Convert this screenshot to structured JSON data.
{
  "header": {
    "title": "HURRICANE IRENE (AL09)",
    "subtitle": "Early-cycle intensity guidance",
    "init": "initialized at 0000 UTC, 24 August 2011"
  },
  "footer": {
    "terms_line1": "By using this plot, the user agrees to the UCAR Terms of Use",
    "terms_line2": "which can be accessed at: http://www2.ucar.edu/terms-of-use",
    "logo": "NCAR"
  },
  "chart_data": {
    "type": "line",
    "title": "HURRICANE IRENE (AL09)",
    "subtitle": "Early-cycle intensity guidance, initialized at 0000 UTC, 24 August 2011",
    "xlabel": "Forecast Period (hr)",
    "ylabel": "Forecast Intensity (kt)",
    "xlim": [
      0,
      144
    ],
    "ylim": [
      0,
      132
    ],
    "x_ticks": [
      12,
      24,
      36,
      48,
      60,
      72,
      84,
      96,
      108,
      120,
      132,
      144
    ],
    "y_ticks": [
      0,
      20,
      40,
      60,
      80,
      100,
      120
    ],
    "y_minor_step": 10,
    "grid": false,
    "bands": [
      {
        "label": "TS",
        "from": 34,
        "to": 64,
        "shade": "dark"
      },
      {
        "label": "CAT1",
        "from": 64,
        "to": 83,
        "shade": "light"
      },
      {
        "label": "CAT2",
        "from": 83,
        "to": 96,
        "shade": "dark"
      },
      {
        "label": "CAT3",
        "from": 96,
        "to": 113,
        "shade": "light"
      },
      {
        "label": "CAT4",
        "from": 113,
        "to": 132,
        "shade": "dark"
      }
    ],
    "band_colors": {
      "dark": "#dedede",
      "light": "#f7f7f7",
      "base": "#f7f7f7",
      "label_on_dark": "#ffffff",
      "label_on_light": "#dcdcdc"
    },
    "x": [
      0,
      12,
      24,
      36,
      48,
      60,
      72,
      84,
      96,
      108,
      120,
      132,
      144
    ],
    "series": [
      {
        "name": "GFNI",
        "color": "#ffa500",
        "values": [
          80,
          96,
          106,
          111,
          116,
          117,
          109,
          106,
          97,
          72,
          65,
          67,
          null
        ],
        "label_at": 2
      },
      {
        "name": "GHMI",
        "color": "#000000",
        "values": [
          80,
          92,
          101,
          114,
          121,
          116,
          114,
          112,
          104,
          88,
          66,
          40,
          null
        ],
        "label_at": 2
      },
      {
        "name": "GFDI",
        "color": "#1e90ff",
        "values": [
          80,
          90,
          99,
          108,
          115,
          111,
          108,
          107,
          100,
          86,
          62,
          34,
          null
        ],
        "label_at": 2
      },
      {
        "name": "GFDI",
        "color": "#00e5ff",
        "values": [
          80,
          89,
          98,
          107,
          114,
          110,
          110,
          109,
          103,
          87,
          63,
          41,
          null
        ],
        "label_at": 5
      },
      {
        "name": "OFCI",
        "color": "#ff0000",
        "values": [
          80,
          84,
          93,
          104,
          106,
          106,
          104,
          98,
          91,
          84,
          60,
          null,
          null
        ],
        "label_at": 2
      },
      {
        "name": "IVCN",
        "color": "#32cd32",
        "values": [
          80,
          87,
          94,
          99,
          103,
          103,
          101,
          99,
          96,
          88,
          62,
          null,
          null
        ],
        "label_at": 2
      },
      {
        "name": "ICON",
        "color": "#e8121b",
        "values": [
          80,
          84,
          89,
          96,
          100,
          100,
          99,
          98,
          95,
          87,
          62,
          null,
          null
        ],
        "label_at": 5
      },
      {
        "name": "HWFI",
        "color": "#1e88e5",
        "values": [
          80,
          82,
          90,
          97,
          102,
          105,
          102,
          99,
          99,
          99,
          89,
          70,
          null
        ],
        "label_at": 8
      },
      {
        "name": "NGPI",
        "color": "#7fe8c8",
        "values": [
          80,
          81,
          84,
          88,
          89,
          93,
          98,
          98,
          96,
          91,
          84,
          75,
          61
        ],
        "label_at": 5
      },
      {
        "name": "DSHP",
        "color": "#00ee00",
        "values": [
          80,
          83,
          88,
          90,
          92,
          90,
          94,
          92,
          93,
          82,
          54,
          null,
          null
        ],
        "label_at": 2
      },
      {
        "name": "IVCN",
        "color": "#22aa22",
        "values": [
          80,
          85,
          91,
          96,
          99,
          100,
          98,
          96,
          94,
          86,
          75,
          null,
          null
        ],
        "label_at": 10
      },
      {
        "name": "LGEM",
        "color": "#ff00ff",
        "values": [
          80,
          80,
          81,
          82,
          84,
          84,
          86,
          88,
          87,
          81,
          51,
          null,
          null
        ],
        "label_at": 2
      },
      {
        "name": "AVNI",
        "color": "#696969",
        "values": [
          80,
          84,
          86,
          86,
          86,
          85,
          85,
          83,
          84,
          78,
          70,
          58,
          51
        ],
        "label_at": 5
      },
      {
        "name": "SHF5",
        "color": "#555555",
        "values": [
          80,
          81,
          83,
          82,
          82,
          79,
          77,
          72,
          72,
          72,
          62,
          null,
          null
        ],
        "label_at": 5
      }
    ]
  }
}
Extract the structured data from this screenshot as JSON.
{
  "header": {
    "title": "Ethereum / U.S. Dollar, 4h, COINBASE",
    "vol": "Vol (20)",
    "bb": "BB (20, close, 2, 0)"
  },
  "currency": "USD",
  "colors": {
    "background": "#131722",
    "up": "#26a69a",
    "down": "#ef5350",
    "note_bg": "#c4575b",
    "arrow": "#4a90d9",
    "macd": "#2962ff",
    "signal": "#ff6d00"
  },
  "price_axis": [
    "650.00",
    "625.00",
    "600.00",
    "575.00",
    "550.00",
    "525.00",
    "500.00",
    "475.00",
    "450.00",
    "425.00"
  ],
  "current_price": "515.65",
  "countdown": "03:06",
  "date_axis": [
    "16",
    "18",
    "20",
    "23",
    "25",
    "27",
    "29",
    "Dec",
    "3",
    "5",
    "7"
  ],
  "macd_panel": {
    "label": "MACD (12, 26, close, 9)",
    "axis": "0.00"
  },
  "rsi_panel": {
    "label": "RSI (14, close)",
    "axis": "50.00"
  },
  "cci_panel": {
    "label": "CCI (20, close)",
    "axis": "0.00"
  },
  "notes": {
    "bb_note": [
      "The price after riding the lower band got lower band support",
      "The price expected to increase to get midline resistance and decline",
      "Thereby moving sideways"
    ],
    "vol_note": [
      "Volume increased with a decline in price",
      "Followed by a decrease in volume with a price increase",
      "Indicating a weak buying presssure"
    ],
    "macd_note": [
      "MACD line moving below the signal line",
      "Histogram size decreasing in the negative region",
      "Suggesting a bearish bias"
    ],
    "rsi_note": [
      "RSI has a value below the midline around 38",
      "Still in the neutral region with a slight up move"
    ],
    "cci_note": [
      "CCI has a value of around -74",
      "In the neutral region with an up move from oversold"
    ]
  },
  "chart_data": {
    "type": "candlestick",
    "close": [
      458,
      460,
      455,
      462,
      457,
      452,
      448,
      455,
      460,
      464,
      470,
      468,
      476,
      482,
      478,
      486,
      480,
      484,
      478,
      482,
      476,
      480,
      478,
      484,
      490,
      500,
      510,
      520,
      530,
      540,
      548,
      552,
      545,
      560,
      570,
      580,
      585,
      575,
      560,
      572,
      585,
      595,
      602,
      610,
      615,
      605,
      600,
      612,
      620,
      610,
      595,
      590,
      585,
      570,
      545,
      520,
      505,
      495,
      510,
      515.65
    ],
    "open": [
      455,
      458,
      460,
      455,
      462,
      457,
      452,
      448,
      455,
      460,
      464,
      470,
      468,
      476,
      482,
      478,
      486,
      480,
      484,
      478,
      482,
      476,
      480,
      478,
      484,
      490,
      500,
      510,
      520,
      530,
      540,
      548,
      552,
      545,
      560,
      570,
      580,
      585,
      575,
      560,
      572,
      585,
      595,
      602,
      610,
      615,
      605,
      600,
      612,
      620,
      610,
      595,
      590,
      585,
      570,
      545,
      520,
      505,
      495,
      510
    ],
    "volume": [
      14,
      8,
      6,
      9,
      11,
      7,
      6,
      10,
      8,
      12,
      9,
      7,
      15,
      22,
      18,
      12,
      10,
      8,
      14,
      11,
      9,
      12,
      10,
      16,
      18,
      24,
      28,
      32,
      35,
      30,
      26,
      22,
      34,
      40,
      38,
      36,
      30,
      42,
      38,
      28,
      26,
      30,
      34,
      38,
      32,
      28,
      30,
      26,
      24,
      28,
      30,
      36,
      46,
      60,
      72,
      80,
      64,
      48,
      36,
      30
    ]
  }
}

_YOUR GOAL_:
Give only the number of lines in the entries that contain "close".

_REPLY_:
5